Lines that include the word "avevano" are the ones to copy.

INPUT MATERIAL –
╔══

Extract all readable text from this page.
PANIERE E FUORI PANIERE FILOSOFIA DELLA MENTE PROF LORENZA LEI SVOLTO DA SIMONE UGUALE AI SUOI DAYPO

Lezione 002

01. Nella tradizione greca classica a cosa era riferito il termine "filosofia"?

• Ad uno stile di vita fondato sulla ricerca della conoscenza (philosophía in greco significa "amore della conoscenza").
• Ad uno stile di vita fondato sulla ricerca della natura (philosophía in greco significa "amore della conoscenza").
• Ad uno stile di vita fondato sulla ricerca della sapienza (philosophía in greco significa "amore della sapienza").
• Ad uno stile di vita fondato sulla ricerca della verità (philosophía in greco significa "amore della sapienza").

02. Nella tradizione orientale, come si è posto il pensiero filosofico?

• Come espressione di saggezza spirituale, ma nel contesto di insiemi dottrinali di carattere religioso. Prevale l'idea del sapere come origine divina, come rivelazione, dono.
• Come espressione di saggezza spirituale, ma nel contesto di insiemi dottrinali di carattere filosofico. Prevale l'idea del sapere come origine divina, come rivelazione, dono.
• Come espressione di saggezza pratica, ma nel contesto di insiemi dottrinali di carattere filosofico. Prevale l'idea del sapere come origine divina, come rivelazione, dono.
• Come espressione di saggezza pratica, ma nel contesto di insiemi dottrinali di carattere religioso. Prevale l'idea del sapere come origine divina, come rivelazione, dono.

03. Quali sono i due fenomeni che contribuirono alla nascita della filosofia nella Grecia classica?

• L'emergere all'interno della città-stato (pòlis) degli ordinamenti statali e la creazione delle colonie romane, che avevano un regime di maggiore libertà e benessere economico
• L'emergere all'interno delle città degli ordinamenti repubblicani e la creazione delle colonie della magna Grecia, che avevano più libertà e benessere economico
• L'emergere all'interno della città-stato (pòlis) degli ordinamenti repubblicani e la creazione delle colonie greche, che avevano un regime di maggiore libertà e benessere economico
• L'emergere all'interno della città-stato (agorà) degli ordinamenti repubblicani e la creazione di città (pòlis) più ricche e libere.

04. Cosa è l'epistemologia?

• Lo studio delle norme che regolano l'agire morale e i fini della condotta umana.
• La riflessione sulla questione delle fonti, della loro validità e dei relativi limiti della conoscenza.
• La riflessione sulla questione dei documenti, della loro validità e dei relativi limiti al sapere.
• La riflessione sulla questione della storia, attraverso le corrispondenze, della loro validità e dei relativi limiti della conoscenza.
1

╚══
╔══

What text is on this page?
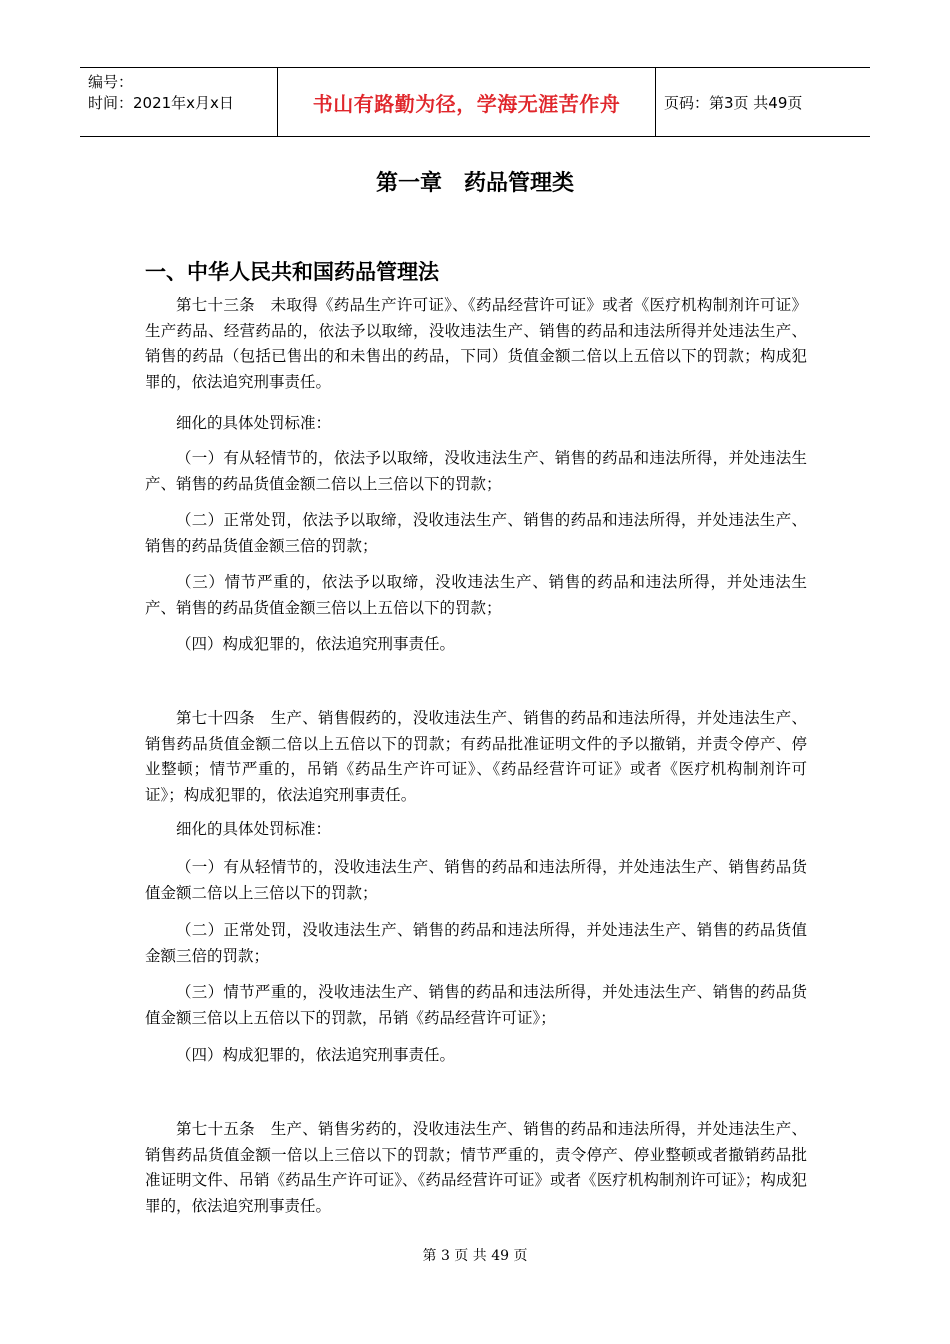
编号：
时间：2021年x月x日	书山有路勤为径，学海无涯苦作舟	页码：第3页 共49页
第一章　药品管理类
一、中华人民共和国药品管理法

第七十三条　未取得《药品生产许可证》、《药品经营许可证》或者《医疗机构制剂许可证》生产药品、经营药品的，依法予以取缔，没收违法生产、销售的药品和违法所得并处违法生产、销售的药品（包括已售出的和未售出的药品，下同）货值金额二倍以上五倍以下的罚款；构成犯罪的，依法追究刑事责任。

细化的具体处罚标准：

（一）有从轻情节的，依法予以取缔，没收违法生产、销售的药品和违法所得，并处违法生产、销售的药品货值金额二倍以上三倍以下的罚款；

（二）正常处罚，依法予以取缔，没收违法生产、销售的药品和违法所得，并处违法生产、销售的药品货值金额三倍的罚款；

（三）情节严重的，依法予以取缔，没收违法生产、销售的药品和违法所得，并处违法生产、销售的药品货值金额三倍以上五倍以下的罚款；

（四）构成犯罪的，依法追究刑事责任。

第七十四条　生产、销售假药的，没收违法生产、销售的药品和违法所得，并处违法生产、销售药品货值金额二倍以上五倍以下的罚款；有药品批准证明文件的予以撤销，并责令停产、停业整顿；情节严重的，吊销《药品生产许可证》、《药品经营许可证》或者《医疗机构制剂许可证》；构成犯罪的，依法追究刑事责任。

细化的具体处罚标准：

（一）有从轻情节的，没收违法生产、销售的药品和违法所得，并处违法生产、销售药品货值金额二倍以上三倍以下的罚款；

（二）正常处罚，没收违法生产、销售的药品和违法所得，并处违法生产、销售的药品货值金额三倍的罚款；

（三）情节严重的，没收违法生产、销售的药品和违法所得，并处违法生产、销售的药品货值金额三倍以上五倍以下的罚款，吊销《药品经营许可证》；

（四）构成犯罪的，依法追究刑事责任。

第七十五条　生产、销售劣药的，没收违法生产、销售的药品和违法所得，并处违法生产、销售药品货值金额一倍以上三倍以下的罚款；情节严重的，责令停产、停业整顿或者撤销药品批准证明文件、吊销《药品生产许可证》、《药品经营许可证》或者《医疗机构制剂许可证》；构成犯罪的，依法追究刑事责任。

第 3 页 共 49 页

╚══

WRITTEN SOLUTION –
• L'emergere all'interno della città-stato (pòlis) degli ordinamenti statali e la creazione delle colonie romane, che avevano un regime di maggiore libertà e benessere economico
• L'emergere all'interno delle città degli ordinamenti repubblicani e la creazione delle colonie della magna Grecia, che avevano più libertà e benessere economico
• L'emergere all'interno della città-stato (pòlis) degli ordinamenti repubblicani e la creazione delle colonie greche, che avevano un regime di maggiore libertà e benessere economico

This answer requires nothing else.